• _PAGE_
In The Four Talent Giants, Shin investigates how these four nations have become global powers and sustained momentum by responding to risks and challenges, such as demographic crises, brain drain, and geopolitical tensions, and what lessons their developmental paths hold for other countries.

There is no ‘one-size-fits-all’ path to development [...] Rather, the ‘talent giants’ have developed distinctive talent portfolios with different emphases on human versus social capital, domestic versus foreign talents, and homegrown versus foreign-educated talents.
Gi-Wook Shin

A New Framework for Studying Human Resource Development 


Asia’s robust economic growth over the past forty years is nothing short of a remarkable feat. The Asia-Pacific today continues to be the world's fastest-growing region, despite global economic uncertainty. How did this phenomenal ascendance come about?

The existing literature has emphasized common “recipes” of success among Asia-Pacific powers. Endeavoring to find one-size-fits-all formulas that could be replicated in other countries seeking rapid development, it has overlooked the distinct developmental journeys of Asian nations. “We need a new lens, or framework, to explain their successes, while also accounting for cross-national variation in development and sustainability,” writes Shin. 

In his book, Shin examines talent – the skilled occupations essential to a nation’s economy – as a key driver of economic development. While all countries rely on human resources for development, their talent strategies vary based on historical, cultural, and institutional factors. Shin introduces a new framework, talent portfolio theory (TPT), inspired by financial portfolio theory, to analyze and compare these national approaches.

• _STORED DATA_
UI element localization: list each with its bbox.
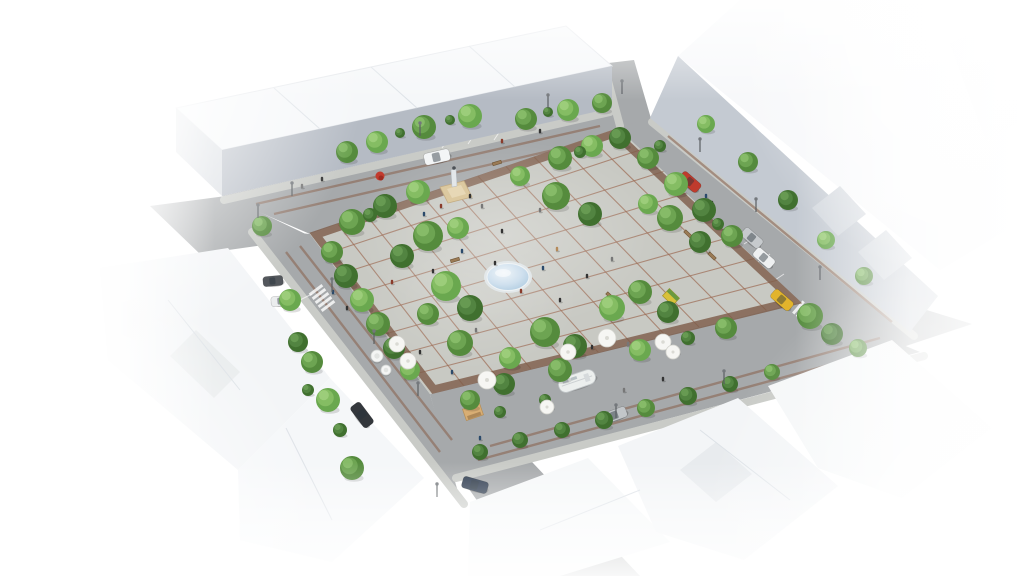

• _WORK INSTRUCTIONS_
a: Reproduce the portion of the passage on The Four Talent Giants starting with "There is no" and going on through "ascendance come about?".
b: Carry on the passage about The Four Talent Giants, picking up right after its final sentence.

• _WRITTEN RESPONSES_
a:
There is no ‘one-size-fits-all’ path to development [...] Rather, the ‘talent giants’ have developed distinctive talent portfolios with different emphases on human versus social capital, domestic versus foreign talents, and homegrown versus foreign-educated talents.
Gi-Wook Shin

A New Framework for Studying Human Resource Development 


Asia’s robust economic growth over the past forty years is nothing short of a remarkable feat. The Asia-Pacific today continues to be the world's fastest-growing region, despite global economic uncertainty. How did this phenomenal ascendance come about?

b:
“TPT views a nation’s talent development, like financial investment, as constructing a ‘talent portfolio’ that mixes multiple forms of talent – domestic, foreign, and diasporic – adjusting its portfolio over time to meet new risks and challenges,” he explains. Just as an investor may select different financial products in a mix of assets, countries can create talent portfolios by picking from various strategies.

Shin identifies four main strategies by which a country can harness talent – what he calls the four B's: 

  • Brain train” signifies efforts to develop and expand a country’s domestic talent or human capital.
  • Brain gain” refers to attracting foreign talent to strengthen the domestic workforce.
  • Brain circulation” involves bringing back nationals who have gone abroad for work or study.
  • Brain linkage” means leveraging the global networks and expertise of citizens living overseas through transnational collaboration.


Shin uses TPT as an analytical framework to examine how each of the four talent giants has constructed its distinct national talent portfolio and how this portfolio has evolved. As in an investment portfolio rebalancing, a nation can maintain diversification across the four B's and within each B. TPT therefore offers a holistic framework for understanding the overall picture of a country’s talent strategy, and how and why it may “rebalance” its talent portfolio.

Throughout the book, Shin shows that, while Japan has relied on the brain train strategy, Australia, whose population was too small for such an approach, emphasized brain gain. China used brain circulation: it first sent students and professionals abroad to learn, then implemented policies to encourage them to return. India, by contrast, established linkages among its diaspora and used them to develop its economy.

Immigrants have not just filled jobs. They have created new industries and helped the United States and their home countries alike. If the US makes it harder for talent to come in and stay, it risks hurting its long-term success.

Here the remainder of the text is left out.